(Stored dataset items)

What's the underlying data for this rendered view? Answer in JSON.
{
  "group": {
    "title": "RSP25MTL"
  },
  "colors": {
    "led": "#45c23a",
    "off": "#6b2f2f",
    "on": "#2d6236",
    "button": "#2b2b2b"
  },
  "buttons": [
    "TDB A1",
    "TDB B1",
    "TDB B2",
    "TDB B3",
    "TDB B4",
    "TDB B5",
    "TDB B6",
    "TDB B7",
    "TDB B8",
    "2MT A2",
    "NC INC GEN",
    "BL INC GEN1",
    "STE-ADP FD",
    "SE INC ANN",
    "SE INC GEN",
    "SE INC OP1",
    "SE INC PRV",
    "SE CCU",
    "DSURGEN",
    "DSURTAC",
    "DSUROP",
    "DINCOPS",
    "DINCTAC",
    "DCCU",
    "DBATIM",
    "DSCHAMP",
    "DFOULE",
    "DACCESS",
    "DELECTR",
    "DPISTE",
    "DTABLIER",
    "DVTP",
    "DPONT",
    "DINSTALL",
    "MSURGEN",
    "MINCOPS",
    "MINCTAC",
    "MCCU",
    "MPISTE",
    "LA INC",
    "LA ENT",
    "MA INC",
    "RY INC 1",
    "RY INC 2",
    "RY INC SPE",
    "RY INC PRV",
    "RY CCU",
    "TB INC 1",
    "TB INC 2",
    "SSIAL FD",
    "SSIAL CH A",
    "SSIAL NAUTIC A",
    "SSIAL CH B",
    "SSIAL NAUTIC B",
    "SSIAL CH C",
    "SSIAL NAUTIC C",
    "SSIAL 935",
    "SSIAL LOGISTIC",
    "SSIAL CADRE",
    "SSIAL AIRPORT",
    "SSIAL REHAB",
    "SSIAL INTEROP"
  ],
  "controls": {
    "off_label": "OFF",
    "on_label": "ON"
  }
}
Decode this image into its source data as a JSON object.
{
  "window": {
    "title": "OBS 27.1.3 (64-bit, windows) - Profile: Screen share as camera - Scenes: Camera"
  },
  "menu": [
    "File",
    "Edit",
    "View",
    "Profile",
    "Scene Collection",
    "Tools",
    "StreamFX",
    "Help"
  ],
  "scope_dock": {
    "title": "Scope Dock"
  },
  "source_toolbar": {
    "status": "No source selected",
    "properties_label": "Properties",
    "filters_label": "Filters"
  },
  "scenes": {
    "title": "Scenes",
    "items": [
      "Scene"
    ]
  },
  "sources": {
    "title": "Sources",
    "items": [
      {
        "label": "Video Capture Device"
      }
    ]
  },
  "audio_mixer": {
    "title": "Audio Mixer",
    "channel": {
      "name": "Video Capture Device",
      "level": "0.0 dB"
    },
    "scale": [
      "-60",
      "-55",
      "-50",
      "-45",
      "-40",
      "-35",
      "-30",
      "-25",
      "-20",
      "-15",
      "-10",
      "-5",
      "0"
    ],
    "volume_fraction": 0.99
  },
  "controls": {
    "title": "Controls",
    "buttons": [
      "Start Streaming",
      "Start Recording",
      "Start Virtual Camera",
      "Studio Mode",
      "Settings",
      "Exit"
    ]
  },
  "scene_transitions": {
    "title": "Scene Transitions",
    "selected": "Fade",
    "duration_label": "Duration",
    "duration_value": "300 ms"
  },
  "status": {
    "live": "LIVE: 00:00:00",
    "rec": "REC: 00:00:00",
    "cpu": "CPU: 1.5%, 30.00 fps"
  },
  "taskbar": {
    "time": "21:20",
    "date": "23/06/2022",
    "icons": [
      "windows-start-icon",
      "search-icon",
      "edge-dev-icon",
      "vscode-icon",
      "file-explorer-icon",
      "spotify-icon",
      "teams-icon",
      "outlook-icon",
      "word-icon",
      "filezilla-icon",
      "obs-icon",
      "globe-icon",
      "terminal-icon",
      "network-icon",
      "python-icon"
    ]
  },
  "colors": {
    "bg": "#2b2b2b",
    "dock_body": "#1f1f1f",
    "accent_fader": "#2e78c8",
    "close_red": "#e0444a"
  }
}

§ Problem details:
Copy all of the data. Keep every word exactly as it is.

§ Solution to the exercise:
What's the underlying data for this rendered view? Answer in JSON.
{
  "group": {
    "title": "RSP25MTL"
  },
  "colors": {
    "led": "#45c23a",
    "off": "#6b2f2f",
    "on": "#2d6236",
    "button": "#2b2b2b"
  },
  "buttons": [
    "TDB A1",
    "TDB B1",
    "TDB B2",
    "TDB B3",
    "TDB B4",
    "TDB B5",
    "TDB B6",
    "TDB B7",
    "TDB B8",
    "2MT A2",
    "NC INC GEN",
    "BL INC GEN1",
    "STE-ADP FD",
    "SE INC ANN",
    "SE INC GEN",
    "SE INC OP1",
    "SE INC PRV",
    "SE CCU",
    "DSURGEN",
    "DSURTAC",
    "DSUROP",
    "DINCOPS",
    "DINCTAC",
    "DCCU",
    "DBATIM",
    "DSCHAMP",
    "DFOULE",
    "DACCESS",
    "DELECTR",
    "DPISTE",
    "DTABLIER",
    "DVTP",
    "DPONT",
    "DINSTALL",
    "MSURGEN",
    "MINCOPS",
    "MINCTAC",
    "MCCU",
    "MPISTE",
    "LA INC",
    "LA ENT",
    "MA INC",
    "RY INC 1",
    "RY INC 2",
    "RY INC SPE",
    "RY INC PRV",
    "RY CCU",
    "TB INC 1",
    "TB INC 2",
    "SSIAL FD",
    "SSIAL CH A",
    "SSIAL NAUTIC A",
    "SSIAL CH B",
    "SSIAL NAUTIC B",
    "SSIAL CH C",
    "SSIAL NAUTIC C",
    "SSIAL 935",
    "SSIAL LOGISTIC",
    "SSIAL CADRE",
    "SSIAL AIRPORT",
    "SSIAL REHAB",
    "SSIAL INTEROP"
  ],
  "controls": {
    "off_label": "OFF",
    "on_label": "ON"
  }
}
Decode this image into its source data as a JSON object.
{
  "window": {
    "title": "OBS 27.1.3 (64-bit, windows) - Profile: Screen share as camera - Scenes: Camera"
  },
  "menu": [
    "File",
    "Edit",
    "View",
    "Profile",
    "Scene Collection",
    "Tools",
    "StreamFX",
    "Help"
  ],
  "scope_dock": {
    "title": "Scope Dock"
  },
  "source_toolbar": {
    "status": "No source selected",
    "properties_label": "Properties",
    "filters_label": "Filters"
  },
  "scenes": {
    "title": "Scenes",
    "items": [
      "Scene"
    ]
  },
  "sources": {
    "title": "Sources",
    "items": [
      {
        "label": "Video Capture Device"
      }
    ]
  },
  "audio_mixer": {
    "title": "Audio Mixer",
    "channel": {
      "name": "Video Capture Device",
      "level": "0.0 dB"
    },
    "scale": [
      "-60",
      "-55",
      "-50",
      "-45",
      "-40",
      "-35",
      "-30",
      "-25",
      "-20",
      "-15",
      "-10",
      "-5",
      "0"
    ],
    "volume_fraction": 0.99
  },
  "controls": {
    "title": "Controls",
    "buttons": [
      "Start Streaming",
      "Start Recording",
      "Start Virtual Camera",
      "Studio Mode",
      "Settings",
      "Exit"
    ]
  },
  "scene_transitions": {
    "title": "Scene Transitions",
    "selected": "Fade",
    "duration_label": "Duration",
    "duration_value": "300 ms"
  },
  "status": {
    "live": "LIVE: 00:00:00",
    "rec": "REC: 00:00:00",
    "cpu": "CPU: 1.5%, 30.00 fps"
  },
  "taskbar": {
    "time": "21:20",
    "date": "23/06/2022",
    "icons": [
      "windows-start-icon",
      "search-icon",
      "edge-dev-icon",
      "vscode-icon",
      "file-explorer-icon",
      "spotify-icon",
      "teams-icon",
      "outlook-icon",
      "word-icon",
      "filezilla-icon",
      "obs-icon",
      "globe-icon",
      "terminal-icon",
      "network-icon",
      "python-icon"
    ]
  },
  "colors": {
    "bg": "#2b2b2b",
    "dock_body": "#1f1f1f",
    "accent_fader": "#2e78c8",
    "close_red": "#e0444a"
  }
}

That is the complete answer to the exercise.